■ The request:
Locate the lines of the listing below that hold "mowa", then copy each of them.

— Start Excerpted records —

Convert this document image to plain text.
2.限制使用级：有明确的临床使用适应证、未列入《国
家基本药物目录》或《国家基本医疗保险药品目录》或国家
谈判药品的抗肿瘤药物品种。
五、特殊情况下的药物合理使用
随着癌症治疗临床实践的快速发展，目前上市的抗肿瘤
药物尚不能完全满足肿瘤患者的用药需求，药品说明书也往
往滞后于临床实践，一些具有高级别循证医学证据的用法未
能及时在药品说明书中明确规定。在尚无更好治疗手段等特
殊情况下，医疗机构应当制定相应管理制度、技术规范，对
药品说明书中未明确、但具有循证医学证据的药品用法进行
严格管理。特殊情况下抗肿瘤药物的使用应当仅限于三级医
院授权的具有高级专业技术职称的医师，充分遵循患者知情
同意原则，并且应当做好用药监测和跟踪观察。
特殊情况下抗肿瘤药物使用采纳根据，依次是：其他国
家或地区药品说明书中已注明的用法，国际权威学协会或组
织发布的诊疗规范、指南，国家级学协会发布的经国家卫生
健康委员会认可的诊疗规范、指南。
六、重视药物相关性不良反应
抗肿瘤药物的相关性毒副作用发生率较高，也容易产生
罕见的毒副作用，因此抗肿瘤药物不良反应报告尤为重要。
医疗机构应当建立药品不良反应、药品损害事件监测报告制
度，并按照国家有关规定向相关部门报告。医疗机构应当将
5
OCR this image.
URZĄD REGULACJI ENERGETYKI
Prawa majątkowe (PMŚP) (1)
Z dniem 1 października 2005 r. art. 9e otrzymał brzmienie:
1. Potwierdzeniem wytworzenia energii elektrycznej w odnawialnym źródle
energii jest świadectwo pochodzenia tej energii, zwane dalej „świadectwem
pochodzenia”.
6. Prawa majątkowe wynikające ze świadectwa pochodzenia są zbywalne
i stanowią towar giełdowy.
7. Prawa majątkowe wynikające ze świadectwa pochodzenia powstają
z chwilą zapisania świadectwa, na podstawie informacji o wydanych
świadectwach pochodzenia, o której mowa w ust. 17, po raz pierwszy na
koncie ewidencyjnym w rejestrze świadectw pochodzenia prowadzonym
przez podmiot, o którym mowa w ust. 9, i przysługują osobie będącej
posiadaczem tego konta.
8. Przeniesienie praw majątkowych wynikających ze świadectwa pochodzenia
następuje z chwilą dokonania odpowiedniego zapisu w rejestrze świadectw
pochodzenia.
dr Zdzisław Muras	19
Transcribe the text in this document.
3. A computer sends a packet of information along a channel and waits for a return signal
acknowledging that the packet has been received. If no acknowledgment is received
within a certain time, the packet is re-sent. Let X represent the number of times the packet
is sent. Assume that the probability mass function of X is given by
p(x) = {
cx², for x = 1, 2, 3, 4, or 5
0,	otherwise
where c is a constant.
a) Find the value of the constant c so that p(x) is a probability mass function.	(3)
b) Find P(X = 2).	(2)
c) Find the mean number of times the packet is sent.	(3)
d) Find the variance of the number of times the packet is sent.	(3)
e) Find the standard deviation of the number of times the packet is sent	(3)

— End Excerpted records —

■ Solved problem:
świadectwach pochodzenia, o której mowa w ust. 17, po raz pierwszy na
przez podmiot, o którym mowa w ust. 9, i przysługują osobie będącej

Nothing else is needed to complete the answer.